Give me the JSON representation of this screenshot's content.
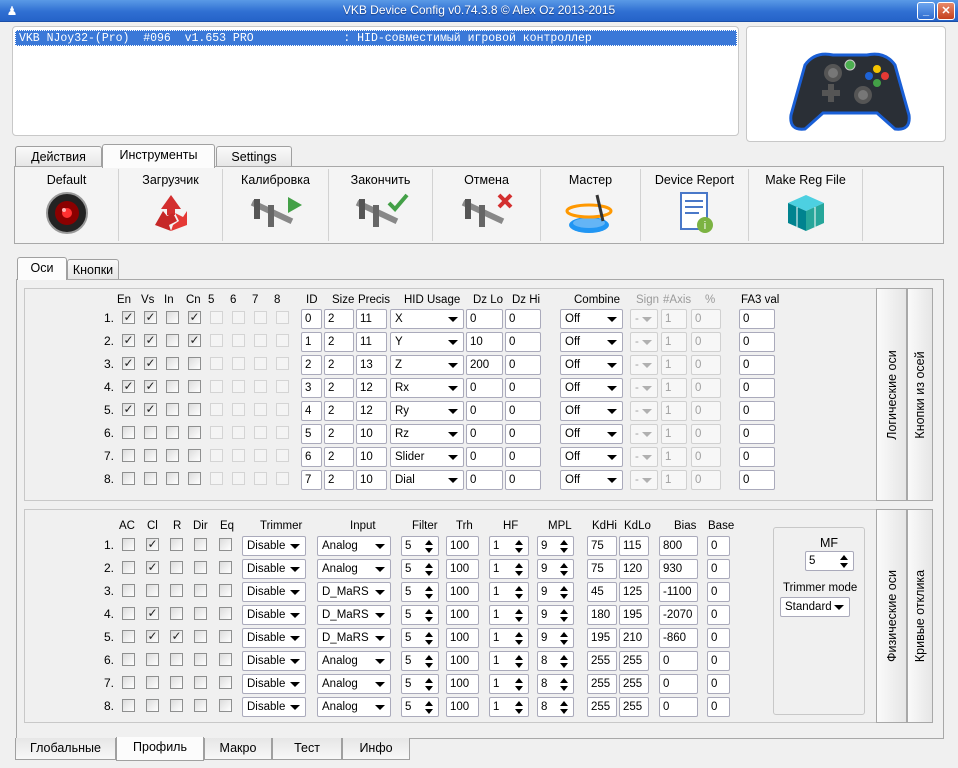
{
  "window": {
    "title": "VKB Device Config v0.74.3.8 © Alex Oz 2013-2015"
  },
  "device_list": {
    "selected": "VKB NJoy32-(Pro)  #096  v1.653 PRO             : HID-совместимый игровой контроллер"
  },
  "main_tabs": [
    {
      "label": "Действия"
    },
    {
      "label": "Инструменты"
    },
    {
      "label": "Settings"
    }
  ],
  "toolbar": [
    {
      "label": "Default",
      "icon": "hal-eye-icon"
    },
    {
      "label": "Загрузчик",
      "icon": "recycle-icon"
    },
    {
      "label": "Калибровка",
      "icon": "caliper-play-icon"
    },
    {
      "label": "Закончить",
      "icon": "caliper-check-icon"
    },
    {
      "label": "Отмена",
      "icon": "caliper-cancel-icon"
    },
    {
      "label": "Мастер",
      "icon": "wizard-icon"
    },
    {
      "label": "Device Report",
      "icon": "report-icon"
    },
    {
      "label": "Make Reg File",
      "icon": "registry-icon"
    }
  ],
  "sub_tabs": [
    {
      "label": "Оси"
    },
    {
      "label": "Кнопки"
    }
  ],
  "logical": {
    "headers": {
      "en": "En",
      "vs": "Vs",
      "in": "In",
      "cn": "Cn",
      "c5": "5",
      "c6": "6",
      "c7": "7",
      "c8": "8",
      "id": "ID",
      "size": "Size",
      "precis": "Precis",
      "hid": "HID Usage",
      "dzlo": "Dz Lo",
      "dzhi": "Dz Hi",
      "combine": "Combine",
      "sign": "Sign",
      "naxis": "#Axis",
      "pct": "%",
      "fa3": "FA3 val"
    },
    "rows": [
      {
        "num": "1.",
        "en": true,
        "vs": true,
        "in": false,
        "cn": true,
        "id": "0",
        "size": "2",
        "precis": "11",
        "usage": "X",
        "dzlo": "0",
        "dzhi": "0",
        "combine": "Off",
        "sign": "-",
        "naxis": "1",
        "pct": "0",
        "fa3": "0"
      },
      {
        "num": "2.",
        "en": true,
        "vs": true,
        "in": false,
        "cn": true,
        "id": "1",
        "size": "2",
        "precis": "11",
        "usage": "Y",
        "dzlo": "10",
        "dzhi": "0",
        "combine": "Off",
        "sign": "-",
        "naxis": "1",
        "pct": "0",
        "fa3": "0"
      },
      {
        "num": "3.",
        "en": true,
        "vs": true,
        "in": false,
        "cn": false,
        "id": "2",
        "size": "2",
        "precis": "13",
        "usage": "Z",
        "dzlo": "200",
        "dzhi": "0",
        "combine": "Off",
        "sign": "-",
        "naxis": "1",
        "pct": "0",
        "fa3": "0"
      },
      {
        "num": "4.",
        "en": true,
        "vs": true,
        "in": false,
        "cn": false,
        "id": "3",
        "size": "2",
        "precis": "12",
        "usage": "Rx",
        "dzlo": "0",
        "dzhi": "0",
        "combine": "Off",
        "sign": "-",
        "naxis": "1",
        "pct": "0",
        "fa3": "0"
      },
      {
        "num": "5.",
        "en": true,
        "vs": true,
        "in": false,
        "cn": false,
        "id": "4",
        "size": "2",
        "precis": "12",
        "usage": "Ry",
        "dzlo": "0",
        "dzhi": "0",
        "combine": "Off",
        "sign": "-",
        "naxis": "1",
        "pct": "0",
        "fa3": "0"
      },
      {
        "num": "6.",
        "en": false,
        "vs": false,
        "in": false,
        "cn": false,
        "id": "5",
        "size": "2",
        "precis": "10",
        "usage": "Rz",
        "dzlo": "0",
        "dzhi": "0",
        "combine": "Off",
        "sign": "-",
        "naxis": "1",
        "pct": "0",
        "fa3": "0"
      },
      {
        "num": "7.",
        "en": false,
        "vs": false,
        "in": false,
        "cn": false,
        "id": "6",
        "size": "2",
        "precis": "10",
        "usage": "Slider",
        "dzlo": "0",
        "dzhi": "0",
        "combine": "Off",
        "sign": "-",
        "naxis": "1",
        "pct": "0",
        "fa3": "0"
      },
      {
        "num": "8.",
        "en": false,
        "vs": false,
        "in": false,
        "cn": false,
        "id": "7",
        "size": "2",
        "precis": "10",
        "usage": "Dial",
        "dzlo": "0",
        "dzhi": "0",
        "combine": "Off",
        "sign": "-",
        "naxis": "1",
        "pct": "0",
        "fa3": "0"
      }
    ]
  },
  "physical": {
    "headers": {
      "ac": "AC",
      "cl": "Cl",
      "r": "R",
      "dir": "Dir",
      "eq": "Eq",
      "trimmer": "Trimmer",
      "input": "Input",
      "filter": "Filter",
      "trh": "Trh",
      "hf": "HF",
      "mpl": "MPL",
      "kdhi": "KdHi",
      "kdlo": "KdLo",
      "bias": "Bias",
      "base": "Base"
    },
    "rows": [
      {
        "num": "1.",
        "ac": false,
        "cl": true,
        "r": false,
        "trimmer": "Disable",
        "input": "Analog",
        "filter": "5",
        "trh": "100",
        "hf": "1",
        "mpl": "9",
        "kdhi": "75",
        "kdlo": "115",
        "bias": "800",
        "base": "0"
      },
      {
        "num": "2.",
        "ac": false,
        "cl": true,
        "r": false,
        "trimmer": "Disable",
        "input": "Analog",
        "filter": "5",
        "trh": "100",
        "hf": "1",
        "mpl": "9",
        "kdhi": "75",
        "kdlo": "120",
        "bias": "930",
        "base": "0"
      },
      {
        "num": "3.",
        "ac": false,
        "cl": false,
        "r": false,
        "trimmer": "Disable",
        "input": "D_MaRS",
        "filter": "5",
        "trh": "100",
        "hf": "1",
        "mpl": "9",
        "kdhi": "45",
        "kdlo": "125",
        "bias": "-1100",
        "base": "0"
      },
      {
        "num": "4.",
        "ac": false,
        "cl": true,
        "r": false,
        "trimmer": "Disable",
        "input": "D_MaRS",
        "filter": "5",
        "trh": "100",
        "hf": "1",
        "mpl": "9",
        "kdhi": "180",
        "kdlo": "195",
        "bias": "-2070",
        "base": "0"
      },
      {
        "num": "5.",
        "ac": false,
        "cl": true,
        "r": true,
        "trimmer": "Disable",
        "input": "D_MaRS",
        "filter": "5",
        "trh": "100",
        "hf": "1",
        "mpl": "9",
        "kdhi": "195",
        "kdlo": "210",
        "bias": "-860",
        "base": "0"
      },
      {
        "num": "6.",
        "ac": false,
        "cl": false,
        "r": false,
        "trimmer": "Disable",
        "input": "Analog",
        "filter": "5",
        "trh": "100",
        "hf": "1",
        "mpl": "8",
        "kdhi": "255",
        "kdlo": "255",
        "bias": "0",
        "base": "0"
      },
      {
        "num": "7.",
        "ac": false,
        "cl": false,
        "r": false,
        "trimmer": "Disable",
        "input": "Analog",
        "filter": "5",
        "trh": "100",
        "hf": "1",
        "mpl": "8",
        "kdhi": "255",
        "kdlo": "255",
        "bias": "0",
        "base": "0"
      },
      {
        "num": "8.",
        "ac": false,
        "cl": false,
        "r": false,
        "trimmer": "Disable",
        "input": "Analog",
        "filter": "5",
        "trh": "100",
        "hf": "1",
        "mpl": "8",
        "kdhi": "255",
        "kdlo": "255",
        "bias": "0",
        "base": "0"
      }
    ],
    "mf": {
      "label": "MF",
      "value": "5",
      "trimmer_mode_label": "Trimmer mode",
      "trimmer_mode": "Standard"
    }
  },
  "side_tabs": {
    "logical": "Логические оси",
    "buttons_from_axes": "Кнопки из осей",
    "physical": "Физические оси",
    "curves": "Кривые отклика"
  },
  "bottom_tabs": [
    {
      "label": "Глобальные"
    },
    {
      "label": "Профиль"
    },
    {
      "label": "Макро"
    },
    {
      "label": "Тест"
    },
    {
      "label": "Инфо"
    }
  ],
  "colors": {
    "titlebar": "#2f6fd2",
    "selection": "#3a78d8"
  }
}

___

• [AIM]: Where a line of the records above holds the word "Кнопки", copy that line.

• [SOLUTION TO THIS EXERCISE]:
      "label": "Кнопки"
    "buttons_from_axes": "Кнопки из осей",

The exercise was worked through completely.